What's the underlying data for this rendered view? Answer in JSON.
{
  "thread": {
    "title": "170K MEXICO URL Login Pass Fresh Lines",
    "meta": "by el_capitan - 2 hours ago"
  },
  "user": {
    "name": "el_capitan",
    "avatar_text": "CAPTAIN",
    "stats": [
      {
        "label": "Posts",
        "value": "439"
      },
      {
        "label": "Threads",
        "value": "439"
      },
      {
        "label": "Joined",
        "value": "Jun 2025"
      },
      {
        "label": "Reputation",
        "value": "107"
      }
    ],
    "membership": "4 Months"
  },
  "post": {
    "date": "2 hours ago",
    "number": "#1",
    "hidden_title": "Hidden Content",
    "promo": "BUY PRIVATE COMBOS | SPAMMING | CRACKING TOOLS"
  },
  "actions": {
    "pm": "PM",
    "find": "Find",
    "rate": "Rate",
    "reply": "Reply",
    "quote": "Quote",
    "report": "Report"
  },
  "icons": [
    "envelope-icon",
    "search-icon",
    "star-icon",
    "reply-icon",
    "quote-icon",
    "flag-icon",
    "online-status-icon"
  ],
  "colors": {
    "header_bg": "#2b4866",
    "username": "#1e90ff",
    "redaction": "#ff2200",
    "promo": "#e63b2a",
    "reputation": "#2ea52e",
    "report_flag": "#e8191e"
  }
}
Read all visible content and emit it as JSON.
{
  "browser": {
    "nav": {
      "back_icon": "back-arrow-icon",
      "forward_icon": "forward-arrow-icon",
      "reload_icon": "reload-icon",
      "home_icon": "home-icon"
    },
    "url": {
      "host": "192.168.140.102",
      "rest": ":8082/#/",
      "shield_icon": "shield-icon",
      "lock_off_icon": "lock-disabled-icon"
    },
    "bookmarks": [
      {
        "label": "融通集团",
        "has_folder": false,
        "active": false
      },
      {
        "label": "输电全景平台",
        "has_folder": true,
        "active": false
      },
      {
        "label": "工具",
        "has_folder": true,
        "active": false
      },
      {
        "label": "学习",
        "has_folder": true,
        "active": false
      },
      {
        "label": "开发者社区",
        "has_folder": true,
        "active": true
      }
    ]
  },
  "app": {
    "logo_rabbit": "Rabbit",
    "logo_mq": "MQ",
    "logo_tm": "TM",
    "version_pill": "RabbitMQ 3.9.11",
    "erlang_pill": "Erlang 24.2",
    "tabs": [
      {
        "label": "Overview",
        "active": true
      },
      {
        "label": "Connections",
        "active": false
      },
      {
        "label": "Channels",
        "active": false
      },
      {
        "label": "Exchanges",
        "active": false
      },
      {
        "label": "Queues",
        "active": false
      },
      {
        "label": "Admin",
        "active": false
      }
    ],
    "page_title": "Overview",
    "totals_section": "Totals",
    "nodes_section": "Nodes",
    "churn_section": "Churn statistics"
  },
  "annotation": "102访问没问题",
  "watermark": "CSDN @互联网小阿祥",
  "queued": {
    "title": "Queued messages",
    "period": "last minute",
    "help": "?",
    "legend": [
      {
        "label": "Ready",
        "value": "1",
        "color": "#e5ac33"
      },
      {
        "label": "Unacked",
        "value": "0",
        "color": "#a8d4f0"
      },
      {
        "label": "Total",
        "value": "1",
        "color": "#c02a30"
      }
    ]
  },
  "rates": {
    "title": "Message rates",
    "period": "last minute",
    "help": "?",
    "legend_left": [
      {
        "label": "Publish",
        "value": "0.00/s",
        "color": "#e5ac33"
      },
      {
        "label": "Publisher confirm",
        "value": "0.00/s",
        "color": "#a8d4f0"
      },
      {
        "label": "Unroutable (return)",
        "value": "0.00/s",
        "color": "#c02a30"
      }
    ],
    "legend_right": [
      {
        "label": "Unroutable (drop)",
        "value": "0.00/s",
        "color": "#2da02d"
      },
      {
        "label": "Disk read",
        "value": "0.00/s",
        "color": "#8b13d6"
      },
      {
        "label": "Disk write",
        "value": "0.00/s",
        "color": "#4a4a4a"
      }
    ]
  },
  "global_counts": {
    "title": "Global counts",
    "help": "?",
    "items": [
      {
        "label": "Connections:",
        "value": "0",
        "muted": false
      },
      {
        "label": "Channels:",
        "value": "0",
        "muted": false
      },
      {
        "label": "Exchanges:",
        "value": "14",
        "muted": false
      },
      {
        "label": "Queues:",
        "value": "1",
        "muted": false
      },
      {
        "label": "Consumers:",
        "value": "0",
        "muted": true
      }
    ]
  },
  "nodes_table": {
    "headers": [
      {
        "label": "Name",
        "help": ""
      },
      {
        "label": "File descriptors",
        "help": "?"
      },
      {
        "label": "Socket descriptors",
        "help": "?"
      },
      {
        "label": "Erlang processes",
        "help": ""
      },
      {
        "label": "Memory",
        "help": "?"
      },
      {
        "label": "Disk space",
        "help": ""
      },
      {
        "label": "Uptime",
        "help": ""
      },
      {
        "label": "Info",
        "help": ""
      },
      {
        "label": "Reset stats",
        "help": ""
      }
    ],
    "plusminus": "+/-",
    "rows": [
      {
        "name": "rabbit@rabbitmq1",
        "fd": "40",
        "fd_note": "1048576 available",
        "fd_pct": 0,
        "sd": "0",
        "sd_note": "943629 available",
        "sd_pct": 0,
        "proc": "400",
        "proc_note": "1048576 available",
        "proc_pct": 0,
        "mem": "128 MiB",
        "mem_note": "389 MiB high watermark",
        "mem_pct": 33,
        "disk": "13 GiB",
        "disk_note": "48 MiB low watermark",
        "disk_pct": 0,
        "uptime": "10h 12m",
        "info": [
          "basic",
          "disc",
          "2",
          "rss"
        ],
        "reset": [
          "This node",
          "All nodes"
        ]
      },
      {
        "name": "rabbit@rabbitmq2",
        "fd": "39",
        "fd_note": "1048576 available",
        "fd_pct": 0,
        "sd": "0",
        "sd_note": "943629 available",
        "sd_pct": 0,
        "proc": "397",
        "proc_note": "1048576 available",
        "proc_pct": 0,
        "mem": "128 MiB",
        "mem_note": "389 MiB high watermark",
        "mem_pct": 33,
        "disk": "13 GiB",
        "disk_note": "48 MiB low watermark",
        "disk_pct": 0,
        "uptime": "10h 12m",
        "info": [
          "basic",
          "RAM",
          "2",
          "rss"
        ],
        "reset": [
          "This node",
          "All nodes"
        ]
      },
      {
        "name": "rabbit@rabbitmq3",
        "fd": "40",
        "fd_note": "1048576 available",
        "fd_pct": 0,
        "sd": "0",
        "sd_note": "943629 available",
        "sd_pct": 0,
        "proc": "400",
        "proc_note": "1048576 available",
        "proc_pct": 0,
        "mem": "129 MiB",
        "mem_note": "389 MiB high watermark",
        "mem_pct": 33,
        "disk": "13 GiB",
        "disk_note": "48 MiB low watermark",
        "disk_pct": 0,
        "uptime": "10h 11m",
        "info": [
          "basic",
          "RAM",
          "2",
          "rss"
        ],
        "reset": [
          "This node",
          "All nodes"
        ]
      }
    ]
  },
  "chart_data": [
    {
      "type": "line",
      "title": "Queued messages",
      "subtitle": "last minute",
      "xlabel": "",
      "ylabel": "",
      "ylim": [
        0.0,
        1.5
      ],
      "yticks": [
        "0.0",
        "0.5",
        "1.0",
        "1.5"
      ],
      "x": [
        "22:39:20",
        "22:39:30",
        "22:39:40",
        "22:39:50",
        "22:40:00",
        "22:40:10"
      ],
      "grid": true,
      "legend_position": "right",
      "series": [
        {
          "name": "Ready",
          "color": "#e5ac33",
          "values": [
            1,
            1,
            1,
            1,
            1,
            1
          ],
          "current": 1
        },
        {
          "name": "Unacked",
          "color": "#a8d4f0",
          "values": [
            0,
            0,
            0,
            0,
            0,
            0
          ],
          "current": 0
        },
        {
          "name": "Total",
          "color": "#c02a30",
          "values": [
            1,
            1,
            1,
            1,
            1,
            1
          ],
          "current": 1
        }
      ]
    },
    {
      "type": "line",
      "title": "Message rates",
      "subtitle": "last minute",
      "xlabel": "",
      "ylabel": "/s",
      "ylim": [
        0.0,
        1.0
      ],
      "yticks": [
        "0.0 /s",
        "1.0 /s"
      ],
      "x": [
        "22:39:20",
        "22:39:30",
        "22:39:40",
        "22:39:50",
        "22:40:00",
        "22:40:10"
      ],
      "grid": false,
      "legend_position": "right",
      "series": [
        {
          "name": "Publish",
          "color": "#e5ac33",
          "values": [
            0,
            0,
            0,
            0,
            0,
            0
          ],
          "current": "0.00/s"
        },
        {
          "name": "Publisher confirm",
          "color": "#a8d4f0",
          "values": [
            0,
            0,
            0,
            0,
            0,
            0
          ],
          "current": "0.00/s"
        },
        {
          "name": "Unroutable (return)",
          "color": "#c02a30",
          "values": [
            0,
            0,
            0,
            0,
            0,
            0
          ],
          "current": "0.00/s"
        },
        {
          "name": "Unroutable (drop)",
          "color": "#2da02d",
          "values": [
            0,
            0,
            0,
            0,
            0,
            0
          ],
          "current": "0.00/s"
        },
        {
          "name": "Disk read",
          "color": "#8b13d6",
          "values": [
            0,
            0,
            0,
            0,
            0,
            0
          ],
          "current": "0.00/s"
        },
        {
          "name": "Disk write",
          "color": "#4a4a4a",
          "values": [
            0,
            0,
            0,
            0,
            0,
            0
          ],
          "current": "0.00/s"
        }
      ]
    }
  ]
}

- - -

Task statement: Looking at the records above, work out how many lines include the string "promo". Give the number and nothing else.

Full solution: 2